### Dataset excerpts
>> Start
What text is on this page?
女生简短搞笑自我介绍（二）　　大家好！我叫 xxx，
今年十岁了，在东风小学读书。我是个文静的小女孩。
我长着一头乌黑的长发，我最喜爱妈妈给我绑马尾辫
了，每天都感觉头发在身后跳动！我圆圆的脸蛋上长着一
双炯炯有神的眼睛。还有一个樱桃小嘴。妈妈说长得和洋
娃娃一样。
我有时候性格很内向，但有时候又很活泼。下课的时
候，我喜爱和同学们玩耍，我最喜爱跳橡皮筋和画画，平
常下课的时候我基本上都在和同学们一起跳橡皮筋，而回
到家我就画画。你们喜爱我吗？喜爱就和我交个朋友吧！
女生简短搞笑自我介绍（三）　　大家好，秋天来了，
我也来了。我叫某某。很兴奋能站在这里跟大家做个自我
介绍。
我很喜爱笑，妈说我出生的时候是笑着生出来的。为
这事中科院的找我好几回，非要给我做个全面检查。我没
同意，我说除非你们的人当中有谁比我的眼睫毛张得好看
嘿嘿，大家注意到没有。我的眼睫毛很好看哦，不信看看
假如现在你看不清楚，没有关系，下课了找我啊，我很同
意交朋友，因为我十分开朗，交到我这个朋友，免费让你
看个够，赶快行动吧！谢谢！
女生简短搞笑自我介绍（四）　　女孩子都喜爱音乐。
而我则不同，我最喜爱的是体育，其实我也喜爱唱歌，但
>> End
>> Start
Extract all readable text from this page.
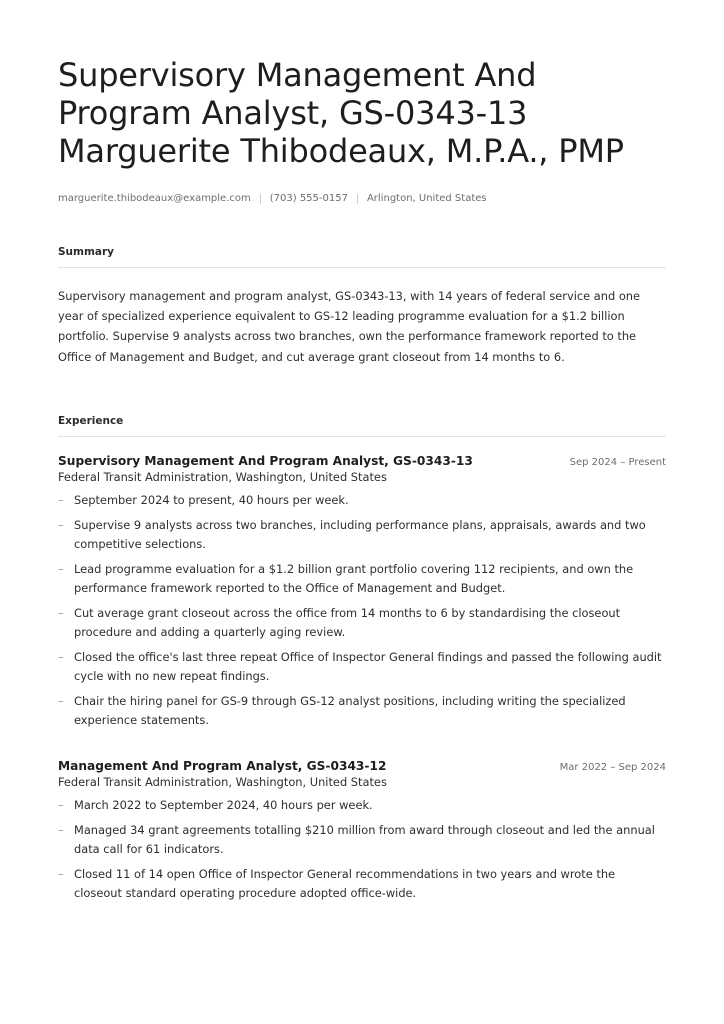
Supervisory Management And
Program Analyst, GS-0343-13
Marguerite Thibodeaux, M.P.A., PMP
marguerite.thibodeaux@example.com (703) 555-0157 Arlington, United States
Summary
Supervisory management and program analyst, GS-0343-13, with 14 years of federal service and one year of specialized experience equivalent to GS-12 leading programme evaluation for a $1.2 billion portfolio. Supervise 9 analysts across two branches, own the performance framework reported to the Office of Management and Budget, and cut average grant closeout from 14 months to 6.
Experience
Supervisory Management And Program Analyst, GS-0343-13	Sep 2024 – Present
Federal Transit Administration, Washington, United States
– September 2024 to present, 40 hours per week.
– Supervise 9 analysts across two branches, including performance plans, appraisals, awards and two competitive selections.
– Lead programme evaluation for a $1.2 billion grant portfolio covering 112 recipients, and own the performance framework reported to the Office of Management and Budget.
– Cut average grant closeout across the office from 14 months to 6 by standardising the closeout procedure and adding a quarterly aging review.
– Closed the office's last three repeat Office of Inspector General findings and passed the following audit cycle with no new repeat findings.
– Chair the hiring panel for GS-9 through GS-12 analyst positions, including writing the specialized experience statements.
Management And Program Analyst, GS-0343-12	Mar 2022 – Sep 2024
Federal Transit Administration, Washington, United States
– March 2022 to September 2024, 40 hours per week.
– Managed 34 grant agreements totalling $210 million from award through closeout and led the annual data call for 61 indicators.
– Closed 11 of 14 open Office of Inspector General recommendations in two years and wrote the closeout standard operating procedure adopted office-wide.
>> End
### Task details
What is the number of lines in this listing that contain the word "General"? Answer with that number and nothing else.

### Task response
2